--- start of Data for processing ---
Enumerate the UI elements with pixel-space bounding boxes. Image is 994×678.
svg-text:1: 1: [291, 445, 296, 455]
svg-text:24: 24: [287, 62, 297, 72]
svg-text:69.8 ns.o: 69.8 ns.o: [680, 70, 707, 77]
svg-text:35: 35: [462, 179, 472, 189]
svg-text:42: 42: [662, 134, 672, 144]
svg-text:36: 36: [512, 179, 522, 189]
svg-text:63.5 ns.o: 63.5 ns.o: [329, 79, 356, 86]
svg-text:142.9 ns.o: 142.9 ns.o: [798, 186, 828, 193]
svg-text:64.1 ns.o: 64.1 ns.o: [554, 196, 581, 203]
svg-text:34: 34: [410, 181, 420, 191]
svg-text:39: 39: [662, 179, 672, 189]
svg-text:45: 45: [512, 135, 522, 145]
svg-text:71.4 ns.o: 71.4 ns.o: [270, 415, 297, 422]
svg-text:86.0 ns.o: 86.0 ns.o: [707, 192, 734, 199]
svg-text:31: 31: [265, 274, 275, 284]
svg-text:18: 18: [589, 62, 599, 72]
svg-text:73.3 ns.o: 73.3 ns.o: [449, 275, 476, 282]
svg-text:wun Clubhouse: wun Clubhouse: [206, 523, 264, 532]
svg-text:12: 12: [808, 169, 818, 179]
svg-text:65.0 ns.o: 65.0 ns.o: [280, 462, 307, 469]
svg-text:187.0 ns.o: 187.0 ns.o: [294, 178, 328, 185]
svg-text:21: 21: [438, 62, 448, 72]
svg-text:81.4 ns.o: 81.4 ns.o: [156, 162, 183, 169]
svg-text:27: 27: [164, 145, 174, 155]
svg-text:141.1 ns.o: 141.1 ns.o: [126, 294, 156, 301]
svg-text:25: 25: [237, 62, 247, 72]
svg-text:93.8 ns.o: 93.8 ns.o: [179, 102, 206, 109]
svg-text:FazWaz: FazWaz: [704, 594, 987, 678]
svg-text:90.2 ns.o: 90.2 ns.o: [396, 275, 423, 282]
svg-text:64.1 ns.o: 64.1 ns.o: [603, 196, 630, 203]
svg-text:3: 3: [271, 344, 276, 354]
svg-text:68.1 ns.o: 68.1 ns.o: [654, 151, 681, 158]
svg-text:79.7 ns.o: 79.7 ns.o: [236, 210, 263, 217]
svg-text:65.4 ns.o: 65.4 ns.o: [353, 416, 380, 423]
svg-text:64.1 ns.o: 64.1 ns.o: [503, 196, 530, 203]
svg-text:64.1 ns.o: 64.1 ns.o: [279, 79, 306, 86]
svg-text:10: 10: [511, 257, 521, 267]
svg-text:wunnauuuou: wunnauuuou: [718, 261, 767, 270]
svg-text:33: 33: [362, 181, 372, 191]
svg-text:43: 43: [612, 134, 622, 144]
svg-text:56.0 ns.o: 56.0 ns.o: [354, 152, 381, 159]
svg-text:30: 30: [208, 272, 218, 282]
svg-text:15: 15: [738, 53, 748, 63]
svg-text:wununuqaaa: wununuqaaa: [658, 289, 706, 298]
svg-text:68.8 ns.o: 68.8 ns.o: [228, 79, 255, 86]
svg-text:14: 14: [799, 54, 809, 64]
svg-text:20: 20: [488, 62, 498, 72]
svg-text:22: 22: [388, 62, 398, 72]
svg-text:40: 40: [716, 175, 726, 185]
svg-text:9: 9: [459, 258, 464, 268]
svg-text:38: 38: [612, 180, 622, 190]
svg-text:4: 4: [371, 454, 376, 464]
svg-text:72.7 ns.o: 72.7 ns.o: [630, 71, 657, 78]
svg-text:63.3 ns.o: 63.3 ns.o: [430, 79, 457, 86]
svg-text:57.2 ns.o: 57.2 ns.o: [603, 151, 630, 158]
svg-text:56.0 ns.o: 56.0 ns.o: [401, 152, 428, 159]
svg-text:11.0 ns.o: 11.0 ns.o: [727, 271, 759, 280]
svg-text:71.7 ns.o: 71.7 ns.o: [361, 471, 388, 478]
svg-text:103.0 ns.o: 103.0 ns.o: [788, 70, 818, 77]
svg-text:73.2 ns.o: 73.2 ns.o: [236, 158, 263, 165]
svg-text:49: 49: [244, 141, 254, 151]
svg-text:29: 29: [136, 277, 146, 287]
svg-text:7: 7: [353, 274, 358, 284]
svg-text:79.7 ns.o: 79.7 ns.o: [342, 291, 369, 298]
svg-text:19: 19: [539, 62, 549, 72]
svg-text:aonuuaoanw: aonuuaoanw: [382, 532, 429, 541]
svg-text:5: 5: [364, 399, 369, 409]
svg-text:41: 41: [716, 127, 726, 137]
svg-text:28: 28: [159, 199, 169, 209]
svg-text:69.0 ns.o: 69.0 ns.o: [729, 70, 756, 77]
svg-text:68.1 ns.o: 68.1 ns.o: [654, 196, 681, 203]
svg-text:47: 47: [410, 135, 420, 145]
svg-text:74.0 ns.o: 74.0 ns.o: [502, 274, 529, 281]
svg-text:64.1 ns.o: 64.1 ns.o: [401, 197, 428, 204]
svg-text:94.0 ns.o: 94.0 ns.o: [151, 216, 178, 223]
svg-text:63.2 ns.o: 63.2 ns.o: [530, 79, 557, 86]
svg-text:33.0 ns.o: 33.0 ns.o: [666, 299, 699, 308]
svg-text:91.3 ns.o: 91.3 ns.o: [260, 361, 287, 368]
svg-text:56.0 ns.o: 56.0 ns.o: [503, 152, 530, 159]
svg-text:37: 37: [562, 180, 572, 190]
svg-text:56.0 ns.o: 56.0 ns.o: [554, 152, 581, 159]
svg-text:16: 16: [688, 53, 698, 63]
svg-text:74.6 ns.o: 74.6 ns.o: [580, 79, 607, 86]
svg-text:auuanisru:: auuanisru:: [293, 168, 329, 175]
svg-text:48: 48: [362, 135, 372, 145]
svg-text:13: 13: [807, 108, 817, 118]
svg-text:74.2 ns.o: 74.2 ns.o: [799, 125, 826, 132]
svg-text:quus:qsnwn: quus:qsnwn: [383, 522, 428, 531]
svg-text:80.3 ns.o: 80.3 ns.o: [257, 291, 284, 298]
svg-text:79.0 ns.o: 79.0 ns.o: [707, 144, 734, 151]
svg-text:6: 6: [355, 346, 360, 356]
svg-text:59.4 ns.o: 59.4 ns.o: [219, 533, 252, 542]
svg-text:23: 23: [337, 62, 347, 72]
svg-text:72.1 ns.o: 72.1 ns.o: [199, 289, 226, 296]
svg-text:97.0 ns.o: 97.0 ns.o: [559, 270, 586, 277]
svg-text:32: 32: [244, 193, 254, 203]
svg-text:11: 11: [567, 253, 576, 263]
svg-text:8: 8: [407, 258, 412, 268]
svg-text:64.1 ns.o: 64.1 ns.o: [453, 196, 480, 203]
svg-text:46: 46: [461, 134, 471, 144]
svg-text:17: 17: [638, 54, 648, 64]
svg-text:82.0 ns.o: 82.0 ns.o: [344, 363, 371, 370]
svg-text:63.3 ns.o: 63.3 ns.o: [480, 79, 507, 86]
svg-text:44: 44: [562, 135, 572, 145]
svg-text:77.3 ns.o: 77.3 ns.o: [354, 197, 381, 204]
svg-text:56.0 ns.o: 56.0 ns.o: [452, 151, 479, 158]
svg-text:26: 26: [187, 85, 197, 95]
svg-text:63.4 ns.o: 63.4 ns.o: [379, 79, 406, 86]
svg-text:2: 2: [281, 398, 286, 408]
--- end of Data for processing ---
→ Exercise details
Copy every one of the lines above verbatim, from the first through the last.

→ Solution for this task
Enumerate the UI elements with pixel-space bounding boxes. Image is 994×678.
svg-text:1: 1: [291, 445, 296, 455]
svg-text:24: 24: [287, 62, 297, 72]
svg-text:69.8 ns.o: 69.8 ns.o: [680, 70, 707, 77]
svg-text:35: 35: [462, 179, 472, 189]
svg-text:42: 42: [662, 134, 672, 144]
svg-text:36: 36: [512, 179, 522, 189]
svg-text:63.5 ns.o: 63.5 ns.o: [329, 79, 356, 86]
svg-text:142.9 ns.o: 142.9 ns.o: [798, 186, 828, 193]
svg-text:64.1 ns.o: 64.1 ns.o: [554, 196, 581, 203]
svg-text:34: 34: [410, 181, 420, 191]
svg-text:39: 39: [662, 179, 672, 189]
svg-text:45: 45: [512, 135, 522, 145]
svg-text:71.4 ns.o: 71.4 ns.o: [270, 415, 297, 422]
svg-text:86.0 ns.o: 86.0 ns.o: [707, 192, 734, 199]
svg-text:31: 31: [265, 274, 275, 284]
svg-text:18: 18: [589, 62, 599, 72]
svg-text:73.3 ns.o: 73.3 ns.o: [449, 275, 476, 282]
svg-text:wun Clubhouse: wun Clubhouse: [206, 523, 264, 532]
svg-text:12: 12: [808, 169, 818, 179]
svg-text:65.0 ns.o: 65.0 ns.o: [280, 462, 307, 469]
svg-text:187.0 ns.o: 187.0 ns.o: [294, 178, 328, 185]
svg-text:21: 21: [438, 62, 448, 72]
svg-text:81.4 ns.o: 81.4 ns.o: [156, 162, 183, 169]
svg-text:27: 27: [164, 145, 174, 155]
svg-text:141.1 ns.o: 141.1 ns.o: [126, 294, 156, 301]
svg-text:25: 25: [237, 62, 247, 72]
svg-text:93.8 ns.o: 93.8 ns.o: [179, 102, 206, 109]
svg-text:FazWaz: FazWaz: [704, 594, 987, 678]
svg-text:90.2 ns.o: 90.2 ns.o: [396, 275, 423, 282]
svg-text:64.1 ns.o: 64.1 ns.o: [603, 196, 630, 203]
svg-text:3: 3: [271, 344, 276, 354]
svg-text:68.1 ns.o: 68.1 ns.o: [654, 151, 681, 158]
svg-text:79.7 ns.o: 79.7 ns.o: [236, 210, 263, 217]
svg-text:65.4 ns.o: 65.4 ns.o: [353, 416, 380, 423]
svg-text:64.1 ns.o: 64.1 ns.o: [503, 196, 530, 203]
svg-text:64.1 ns.o: 64.1 ns.o: [279, 79, 306, 86]
svg-text:10: 10: [511, 257, 521, 267]
svg-text:wunnauuuou: wunnauuuou: [718, 261, 767, 270]
svg-text:33: 33: [362, 181, 372, 191]
svg-text:43: 43: [612, 134, 622, 144]
svg-text:56.0 ns.o: 56.0 ns.o: [354, 152, 381, 159]
svg-text:30: 30: [208, 272, 218, 282]
svg-text:15: 15: [738, 53, 748, 63]
svg-text:wununuqaaa: wununuqaaa: [658, 289, 706, 298]
svg-text:68.8 ns.o: 68.8 ns.o: [228, 79, 255, 86]
svg-text:14: 14: [799, 54, 809, 64]
svg-text:20: 20: [488, 62, 498, 72]
svg-text:22: 22: [388, 62, 398, 72]
svg-text:40: 40: [716, 175, 726, 185]
svg-text:9: 9: [459, 258, 464, 268]
svg-text:38: 38: [612, 180, 622, 190]
svg-text:4: 4: [371, 454, 376, 464]
svg-text:72.7 ns.o: 72.7 ns.o: [630, 71, 657, 78]
svg-text:63.3 ns.o: 63.3 ns.o: [430, 79, 457, 86]
svg-text:57.2 ns.o: 57.2 ns.o: [603, 151, 630, 158]
svg-text:56.0 ns.o: 56.0 ns.o: [401, 152, 428, 159]
svg-text:11.0 ns.o: 11.0 ns.o: [727, 271, 759, 280]
svg-text:71.7 ns.o: 71.7 ns.o: [361, 471, 388, 478]
svg-text:103.0 ns.o: 103.0 ns.o: [788, 70, 818, 77]
svg-text:73.2 ns.o: 73.2 ns.o: [236, 158, 263, 165]
svg-text:49: 49: [244, 141, 254, 151]
svg-text:29: 29: [136, 277, 146, 287]
svg-text:7: 7: [353, 274, 358, 284]
svg-text:79.7 ns.o: 79.7 ns.o: [342, 291, 369, 298]
svg-text:19: 19: [539, 62, 549, 72]
svg-text:aonuuaoanw: aonuuaoanw: [382, 532, 429, 541]
svg-text:5: 5: [364, 399, 369, 409]
svg-text:41: 41: [716, 127, 726, 137]
svg-text:28: 28: [159, 199, 169, 209]
svg-text:69.0 ns.o: 69.0 ns.o: [729, 70, 756, 77]
svg-text:68.1 ns.o: 68.1 ns.o: [654, 196, 681, 203]
svg-text:47: 47: [410, 135, 420, 145]
svg-text:74.0 ns.o: 74.0 ns.o: [502, 274, 529, 281]
svg-text:64.1 ns.o: 64.1 ns.o: [401, 197, 428, 204]
svg-text:94.0 ns.o: 94.0 ns.o: [151, 216, 178, 223]
svg-text:63.2 ns.o: 63.2 ns.o: [530, 79, 557, 86]
svg-text:33.0 ns.o: 33.0 ns.o: [666, 299, 699, 308]
svg-text:91.3 ns.o: 91.3 ns.o: [260, 361, 287, 368]
svg-text:56.0 ns.o: 56.0 ns.o: [503, 152, 530, 159]
svg-text:37: 37: [562, 180, 572, 190]
svg-text:56.0 ns.o: 56.0 ns.o: [554, 152, 581, 159]
svg-text:16: 16: [688, 53, 698, 63]
svg-text:74.6 ns.o: 74.6 ns.o: [580, 79, 607, 86]
svg-text:auuanisru:: auuanisru:: [293, 168, 329, 175]
svg-text:48: 48: [362, 135, 372, 145]
svg-text:13: 13: [807, 108, 817, 118]
svg-text:74.2 ns.o: 74.2 ns.o: [799, 125, 826, 132]
svg-text:quus:qsnwn: quus:qsnwn: [383, 522, 428, 531]
svg-text:80.3 ns.o: 80.3 ns.o: [257, 291, 284, 298]
svg-text:79.0 ns.o: 79.0 ns.o: [707, 144, 734, 151]
svg-text:6: 6: [355, 346, 360, 356]
svg-text:59.4 ns.o: 59.4 ns.o: [219, 533, 252, 542]
svg-text:23: 23: [337, 62, 347, 72]
svg-text:72.1 ns.o: 72.1 ns.o: [199, 289, 226, 296]
svg-text:97.0 ns.o: 97.0 ns.o: [559, 270, 586, 277]
svg-text:32: 32: [244, 193, 254, 203]
svg-text:11: 11: [567, 253, 576, 263]
svg-text:8: 8: [407, 258, 412, 268]
svg-text:64.1 ns.o: 64.1 ns.o: [453, 196, 480, 203]
svg-text:46: 46: [461, 134, 471, 144]
svg-text:17: 17: [638, 54, 648, 64]
svg-text:82.0 ns.o: 82.0 ns.o: [344, 363, 371, 370]
svg-text:63.3 ns.o: 63.3 ns.o: [480, 79, 507, 86]
svg-text:44: 44: [562, 135, 572, 145]
svg-text:77.3 ns.o: 77.3 ns.o: [354, 197, 381, 204]
svg-text:56.0 ns.o: 56.0 ns.o: [452, 151, 479, 158]
svg-text:26: 26: [187, 85, 197, 95]
svg-text:63.4 ns.o: 63.4 ns.o: [379, 79, 406, 86]
svg-text:2: 2: [281, 398, 286, 408]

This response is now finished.